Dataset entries

○ ○ ○ ○ ○ ○ ○

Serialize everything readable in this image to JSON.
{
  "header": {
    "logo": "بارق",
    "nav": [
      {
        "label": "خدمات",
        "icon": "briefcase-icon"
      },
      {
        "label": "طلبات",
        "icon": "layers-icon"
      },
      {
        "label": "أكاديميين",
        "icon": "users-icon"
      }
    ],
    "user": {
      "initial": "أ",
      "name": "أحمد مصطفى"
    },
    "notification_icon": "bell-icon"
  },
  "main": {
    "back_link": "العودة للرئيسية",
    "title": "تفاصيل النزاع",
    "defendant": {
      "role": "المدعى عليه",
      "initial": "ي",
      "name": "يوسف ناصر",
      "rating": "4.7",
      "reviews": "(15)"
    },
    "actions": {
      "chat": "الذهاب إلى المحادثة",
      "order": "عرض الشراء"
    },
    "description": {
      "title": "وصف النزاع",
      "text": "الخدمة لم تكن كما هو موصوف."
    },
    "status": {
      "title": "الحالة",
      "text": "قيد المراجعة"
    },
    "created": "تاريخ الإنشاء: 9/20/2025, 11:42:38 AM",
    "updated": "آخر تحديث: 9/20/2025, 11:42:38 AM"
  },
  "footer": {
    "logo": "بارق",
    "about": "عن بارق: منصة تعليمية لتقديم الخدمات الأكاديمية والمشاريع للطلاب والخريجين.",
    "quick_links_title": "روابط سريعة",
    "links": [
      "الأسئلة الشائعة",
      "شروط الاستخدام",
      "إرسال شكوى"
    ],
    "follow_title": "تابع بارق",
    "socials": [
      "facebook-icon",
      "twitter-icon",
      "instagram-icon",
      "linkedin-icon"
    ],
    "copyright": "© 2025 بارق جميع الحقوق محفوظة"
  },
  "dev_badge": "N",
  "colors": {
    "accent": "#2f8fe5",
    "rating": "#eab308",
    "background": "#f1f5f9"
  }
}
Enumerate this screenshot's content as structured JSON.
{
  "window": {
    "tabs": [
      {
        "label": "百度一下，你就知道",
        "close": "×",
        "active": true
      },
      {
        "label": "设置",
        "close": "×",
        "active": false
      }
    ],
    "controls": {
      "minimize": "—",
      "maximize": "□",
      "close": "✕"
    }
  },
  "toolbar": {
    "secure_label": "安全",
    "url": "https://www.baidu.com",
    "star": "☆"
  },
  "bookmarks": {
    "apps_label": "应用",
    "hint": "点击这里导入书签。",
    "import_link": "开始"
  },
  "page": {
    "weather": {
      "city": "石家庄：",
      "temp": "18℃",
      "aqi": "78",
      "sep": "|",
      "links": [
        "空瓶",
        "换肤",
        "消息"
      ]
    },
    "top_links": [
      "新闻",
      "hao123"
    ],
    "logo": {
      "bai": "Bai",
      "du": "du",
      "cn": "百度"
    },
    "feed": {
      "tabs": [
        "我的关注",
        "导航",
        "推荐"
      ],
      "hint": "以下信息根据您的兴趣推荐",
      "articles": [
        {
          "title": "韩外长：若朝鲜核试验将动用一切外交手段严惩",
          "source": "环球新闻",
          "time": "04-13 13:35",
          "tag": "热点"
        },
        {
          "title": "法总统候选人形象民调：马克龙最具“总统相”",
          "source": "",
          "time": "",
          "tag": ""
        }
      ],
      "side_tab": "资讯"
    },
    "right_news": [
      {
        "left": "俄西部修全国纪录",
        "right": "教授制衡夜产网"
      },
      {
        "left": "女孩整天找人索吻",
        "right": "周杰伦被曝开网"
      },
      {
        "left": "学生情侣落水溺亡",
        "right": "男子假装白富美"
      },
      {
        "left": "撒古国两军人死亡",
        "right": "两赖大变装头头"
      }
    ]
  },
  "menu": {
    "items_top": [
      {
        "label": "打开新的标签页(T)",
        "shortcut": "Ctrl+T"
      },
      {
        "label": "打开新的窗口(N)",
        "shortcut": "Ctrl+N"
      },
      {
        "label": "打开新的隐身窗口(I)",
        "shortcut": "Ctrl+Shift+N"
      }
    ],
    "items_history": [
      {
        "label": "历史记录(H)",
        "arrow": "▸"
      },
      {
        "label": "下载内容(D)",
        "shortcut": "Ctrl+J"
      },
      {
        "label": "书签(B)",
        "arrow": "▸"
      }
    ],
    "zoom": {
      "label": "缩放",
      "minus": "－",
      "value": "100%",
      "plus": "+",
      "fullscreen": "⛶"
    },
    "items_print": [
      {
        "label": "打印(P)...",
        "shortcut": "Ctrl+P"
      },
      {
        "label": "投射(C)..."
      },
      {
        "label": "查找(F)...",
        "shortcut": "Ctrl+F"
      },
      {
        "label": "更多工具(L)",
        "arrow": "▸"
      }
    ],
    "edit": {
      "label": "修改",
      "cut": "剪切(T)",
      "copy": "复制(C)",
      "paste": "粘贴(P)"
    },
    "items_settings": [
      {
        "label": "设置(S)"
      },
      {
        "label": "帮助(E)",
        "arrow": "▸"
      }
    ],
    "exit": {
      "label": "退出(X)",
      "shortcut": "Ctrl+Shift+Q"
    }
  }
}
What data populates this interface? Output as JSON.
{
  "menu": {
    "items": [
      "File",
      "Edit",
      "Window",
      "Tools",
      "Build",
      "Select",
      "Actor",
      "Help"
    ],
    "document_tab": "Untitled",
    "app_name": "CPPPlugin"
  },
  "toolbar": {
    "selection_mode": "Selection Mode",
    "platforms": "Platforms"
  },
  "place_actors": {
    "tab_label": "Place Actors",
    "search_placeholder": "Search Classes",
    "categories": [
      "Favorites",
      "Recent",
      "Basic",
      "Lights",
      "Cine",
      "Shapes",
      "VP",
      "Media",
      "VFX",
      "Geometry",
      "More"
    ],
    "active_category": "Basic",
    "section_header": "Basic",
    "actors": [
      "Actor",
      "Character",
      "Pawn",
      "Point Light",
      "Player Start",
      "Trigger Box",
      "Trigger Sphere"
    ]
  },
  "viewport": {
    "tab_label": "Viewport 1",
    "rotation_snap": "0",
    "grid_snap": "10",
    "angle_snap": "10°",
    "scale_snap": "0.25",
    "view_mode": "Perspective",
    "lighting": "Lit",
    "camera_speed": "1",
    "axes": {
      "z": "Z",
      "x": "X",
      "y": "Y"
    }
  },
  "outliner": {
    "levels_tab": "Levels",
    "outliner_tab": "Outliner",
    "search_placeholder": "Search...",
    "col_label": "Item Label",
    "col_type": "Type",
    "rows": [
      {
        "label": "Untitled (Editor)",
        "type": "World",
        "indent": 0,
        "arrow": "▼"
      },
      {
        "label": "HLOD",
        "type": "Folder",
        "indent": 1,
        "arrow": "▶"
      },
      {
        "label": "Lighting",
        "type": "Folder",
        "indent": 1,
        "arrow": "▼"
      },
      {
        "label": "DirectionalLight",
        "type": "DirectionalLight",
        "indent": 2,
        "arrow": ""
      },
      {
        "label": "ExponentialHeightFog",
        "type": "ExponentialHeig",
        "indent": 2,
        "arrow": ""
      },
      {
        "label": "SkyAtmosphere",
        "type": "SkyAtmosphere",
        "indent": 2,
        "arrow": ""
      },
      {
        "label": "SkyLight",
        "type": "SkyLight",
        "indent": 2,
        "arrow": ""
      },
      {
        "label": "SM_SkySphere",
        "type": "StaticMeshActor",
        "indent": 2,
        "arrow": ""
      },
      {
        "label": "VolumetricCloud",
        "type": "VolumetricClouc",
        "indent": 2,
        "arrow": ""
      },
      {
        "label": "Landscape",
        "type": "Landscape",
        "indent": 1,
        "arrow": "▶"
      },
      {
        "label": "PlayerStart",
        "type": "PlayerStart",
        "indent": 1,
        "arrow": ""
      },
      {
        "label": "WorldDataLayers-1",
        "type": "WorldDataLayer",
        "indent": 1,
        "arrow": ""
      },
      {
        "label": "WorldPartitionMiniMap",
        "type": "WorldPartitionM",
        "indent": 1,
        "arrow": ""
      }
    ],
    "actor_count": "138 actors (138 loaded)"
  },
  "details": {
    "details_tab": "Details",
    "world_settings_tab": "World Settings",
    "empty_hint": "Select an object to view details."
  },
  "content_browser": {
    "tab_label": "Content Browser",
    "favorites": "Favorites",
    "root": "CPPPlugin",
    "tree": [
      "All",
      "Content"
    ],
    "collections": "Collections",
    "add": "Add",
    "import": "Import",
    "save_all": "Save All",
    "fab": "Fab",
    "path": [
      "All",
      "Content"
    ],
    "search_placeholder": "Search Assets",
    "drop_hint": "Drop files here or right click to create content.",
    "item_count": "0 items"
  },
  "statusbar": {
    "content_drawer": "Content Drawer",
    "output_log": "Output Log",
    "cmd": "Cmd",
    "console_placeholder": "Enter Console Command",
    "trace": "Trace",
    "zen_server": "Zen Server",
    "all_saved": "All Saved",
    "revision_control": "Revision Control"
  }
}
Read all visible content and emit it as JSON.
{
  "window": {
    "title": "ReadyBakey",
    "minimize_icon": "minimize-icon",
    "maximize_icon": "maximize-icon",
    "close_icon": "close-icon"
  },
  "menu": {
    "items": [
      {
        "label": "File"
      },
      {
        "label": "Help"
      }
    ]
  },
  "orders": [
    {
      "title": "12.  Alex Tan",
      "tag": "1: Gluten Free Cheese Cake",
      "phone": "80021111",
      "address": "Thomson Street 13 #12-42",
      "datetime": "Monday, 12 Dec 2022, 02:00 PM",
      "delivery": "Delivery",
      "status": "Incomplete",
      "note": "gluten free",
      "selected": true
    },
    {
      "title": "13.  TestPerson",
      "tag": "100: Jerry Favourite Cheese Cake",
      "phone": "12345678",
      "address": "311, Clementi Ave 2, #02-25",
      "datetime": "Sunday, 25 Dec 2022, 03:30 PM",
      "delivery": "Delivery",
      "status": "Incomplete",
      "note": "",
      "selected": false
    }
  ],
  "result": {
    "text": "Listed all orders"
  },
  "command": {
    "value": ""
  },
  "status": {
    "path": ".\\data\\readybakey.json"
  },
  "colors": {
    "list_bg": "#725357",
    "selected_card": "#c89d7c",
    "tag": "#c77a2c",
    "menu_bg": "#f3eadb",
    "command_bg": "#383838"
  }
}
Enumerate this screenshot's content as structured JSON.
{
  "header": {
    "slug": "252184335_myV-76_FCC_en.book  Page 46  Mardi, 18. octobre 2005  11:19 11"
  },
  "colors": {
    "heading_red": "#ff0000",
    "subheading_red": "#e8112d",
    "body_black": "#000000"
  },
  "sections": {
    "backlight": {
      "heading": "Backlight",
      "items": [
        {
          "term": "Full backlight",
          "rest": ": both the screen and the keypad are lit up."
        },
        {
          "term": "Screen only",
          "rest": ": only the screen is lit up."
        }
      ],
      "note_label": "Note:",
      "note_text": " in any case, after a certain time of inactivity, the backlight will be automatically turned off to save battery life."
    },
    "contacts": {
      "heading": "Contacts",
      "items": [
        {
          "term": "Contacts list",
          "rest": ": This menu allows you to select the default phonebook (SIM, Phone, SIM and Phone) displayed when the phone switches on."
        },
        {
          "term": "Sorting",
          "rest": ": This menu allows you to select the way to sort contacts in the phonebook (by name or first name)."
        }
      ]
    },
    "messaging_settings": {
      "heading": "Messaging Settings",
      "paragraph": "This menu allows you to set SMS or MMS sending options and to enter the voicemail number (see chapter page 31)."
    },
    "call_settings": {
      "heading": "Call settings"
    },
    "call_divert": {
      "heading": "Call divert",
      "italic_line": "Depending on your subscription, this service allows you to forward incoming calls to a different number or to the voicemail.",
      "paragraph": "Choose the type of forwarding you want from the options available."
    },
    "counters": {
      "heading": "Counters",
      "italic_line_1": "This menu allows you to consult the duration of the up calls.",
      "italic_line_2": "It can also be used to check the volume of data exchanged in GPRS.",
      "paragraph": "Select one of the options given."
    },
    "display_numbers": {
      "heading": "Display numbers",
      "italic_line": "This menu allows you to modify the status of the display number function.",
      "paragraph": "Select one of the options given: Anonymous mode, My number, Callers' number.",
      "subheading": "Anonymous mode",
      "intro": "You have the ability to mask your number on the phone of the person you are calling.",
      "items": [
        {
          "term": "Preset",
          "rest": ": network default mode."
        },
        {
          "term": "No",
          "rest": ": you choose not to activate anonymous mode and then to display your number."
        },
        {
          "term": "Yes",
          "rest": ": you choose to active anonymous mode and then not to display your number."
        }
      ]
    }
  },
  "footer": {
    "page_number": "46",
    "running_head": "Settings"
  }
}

○ ○ ○ ○ ○ ○ ○

Take each line of the material that contains the word "left" and list it.

CORRECT RESULT:
        "left": "俄西部修全国纪录",
        "left": "女孩整天找人索吻",
        "left": "学生情侣落水溺亡",
        "left": "撒古国两军人死亡",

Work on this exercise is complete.